What is needed is the number of lines below that contain the word "unique", with no other output.

==== PROVIDED DATA

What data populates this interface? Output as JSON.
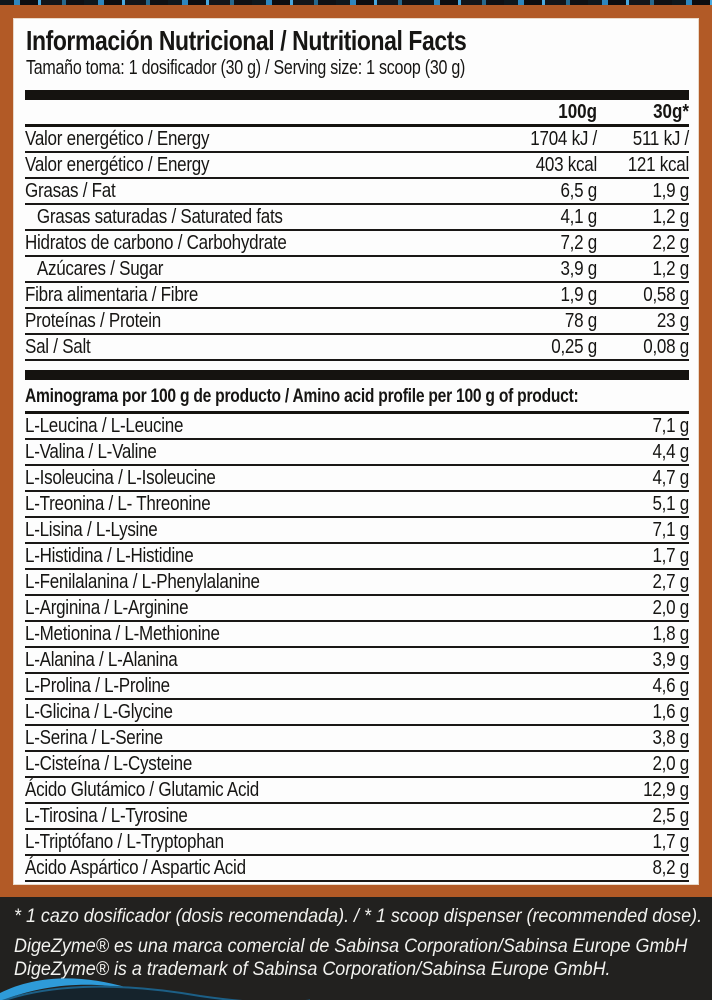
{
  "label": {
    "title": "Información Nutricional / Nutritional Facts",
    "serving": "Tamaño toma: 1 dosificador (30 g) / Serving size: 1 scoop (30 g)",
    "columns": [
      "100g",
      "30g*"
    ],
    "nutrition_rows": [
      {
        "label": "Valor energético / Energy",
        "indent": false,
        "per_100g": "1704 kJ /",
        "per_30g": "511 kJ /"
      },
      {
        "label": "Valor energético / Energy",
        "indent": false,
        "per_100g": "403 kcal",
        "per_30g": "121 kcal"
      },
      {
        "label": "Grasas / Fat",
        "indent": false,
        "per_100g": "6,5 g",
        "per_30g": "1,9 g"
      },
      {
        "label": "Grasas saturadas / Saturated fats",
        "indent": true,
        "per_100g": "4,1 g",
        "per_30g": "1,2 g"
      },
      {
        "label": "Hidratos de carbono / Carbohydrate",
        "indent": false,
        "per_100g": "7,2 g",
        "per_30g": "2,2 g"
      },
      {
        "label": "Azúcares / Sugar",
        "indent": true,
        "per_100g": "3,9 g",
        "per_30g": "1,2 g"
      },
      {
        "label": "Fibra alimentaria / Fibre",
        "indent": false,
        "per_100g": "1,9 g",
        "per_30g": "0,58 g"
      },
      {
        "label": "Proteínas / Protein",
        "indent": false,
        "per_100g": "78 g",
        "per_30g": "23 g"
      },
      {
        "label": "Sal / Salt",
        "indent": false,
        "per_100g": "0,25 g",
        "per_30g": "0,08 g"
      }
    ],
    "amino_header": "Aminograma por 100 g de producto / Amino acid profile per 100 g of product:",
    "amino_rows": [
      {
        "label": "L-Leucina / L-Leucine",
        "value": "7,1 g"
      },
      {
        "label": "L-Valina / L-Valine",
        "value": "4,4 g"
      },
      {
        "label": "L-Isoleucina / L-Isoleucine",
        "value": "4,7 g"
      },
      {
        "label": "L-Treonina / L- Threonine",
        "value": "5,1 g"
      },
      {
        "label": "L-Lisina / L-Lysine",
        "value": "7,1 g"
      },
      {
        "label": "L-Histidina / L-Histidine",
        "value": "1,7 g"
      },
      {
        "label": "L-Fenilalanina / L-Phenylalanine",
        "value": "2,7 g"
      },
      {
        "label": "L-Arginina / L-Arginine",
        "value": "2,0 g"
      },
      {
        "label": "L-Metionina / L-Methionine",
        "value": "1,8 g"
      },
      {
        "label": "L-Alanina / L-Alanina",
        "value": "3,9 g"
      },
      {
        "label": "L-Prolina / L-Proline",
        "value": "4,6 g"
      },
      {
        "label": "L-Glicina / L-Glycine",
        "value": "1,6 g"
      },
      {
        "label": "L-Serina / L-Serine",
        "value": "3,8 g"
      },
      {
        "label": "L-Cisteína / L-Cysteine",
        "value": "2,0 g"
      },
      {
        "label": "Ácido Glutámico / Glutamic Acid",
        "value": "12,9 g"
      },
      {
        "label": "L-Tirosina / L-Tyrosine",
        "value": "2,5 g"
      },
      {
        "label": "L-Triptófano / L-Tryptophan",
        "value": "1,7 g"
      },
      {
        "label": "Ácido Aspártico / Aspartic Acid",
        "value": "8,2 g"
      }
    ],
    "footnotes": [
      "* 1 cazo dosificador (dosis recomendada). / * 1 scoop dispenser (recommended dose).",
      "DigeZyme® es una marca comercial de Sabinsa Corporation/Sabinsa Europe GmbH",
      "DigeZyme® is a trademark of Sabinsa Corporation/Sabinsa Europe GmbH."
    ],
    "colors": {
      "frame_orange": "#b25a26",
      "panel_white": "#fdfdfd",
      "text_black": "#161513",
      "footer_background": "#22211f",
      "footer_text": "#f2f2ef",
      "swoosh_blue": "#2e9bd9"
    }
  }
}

========
==== PROVIDED DATA

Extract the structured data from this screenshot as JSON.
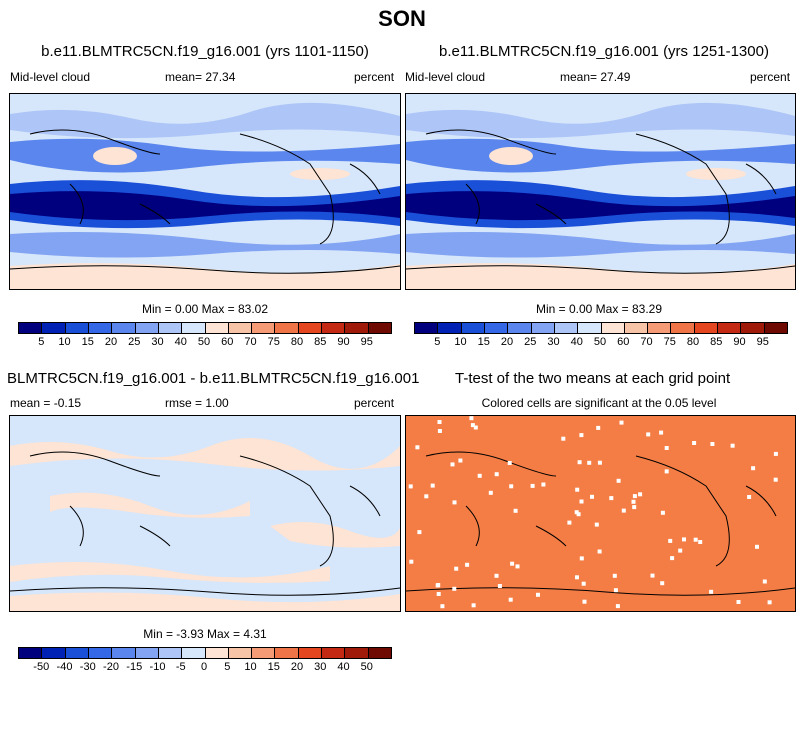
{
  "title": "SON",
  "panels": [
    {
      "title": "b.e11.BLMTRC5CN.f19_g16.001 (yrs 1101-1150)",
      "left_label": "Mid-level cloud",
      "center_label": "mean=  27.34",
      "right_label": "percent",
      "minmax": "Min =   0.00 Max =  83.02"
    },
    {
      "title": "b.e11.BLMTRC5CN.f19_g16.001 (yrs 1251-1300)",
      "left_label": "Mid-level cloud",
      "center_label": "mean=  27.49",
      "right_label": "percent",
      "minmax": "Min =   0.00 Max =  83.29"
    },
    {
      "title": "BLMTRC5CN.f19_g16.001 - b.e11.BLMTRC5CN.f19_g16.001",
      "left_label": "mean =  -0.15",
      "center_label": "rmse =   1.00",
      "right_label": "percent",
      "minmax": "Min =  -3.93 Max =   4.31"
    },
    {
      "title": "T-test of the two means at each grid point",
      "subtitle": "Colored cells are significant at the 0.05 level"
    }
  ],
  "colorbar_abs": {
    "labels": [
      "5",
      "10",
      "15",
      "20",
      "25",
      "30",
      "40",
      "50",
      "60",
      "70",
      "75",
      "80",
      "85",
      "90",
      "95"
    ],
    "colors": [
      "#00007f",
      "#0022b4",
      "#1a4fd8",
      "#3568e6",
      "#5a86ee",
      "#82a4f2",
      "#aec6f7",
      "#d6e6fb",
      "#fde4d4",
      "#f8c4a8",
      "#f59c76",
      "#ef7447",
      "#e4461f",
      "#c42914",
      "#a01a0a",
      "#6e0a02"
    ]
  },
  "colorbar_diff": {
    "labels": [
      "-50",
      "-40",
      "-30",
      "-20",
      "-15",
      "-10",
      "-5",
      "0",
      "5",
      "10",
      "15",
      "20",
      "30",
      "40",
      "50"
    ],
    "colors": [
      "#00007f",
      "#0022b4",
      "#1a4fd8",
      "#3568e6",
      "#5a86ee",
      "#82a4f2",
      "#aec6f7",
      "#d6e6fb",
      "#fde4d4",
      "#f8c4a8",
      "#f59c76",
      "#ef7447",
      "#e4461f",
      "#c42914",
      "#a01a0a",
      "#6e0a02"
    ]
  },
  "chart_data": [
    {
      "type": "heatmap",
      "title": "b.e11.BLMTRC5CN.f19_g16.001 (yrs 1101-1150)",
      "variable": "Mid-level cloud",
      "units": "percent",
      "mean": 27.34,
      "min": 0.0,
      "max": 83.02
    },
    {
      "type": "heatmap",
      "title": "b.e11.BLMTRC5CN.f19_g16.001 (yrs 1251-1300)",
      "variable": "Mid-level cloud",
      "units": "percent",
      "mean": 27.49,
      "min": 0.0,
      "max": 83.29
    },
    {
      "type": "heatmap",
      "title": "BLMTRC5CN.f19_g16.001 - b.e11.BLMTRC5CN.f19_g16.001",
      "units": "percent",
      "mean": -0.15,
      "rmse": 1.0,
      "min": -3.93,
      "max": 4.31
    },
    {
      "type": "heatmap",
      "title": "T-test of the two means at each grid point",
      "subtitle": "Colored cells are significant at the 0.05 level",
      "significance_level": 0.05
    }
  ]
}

========
==== PROVIDED DATA

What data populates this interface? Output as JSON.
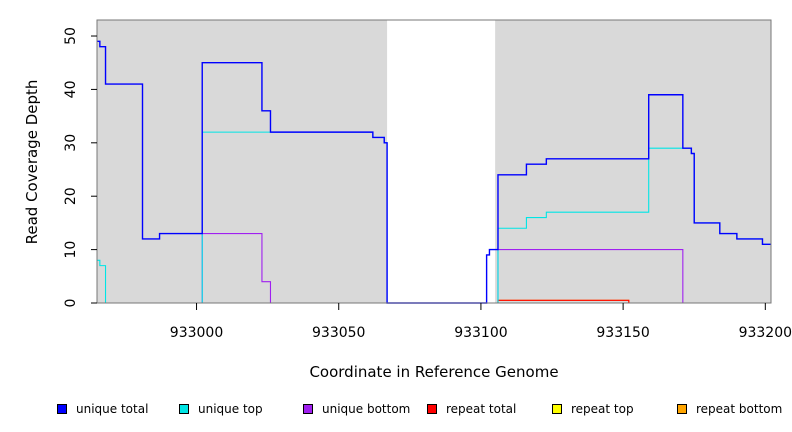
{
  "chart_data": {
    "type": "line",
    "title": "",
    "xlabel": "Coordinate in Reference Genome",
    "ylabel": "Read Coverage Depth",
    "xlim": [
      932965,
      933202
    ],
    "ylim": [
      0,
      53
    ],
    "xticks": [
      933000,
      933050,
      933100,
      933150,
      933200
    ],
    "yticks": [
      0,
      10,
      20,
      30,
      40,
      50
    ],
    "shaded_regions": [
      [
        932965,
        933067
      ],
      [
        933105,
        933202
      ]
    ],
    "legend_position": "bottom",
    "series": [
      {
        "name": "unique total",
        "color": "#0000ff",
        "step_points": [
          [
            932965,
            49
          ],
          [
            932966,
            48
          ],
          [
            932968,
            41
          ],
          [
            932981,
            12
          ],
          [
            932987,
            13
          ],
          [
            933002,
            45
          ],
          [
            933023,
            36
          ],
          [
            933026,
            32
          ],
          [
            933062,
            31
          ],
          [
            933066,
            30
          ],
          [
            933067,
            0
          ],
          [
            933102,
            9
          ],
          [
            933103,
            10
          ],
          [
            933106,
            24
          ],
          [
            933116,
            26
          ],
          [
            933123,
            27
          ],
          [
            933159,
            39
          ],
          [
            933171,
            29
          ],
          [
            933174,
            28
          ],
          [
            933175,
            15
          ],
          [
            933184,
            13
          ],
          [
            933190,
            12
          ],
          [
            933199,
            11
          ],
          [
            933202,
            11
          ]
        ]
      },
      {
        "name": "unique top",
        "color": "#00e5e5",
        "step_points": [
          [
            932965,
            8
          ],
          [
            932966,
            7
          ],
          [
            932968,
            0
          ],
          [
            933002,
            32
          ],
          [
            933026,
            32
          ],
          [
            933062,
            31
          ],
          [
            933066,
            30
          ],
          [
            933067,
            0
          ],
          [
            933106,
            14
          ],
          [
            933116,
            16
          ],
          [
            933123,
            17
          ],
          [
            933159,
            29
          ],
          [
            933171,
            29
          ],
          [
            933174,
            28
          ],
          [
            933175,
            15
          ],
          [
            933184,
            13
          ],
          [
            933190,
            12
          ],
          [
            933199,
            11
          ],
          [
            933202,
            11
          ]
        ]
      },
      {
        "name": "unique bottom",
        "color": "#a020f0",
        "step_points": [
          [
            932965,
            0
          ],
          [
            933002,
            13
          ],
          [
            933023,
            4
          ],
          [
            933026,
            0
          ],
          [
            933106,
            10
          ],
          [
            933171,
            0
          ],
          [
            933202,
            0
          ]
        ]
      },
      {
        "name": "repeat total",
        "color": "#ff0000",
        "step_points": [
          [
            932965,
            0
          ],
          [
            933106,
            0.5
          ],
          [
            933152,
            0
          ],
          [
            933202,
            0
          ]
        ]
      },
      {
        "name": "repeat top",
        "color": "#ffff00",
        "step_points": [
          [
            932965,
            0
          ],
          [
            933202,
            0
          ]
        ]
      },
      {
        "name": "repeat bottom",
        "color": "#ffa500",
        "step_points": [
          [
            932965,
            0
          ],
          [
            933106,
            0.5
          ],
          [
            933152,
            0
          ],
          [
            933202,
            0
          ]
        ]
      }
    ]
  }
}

========

• [RESULT OF THE TASK]: 3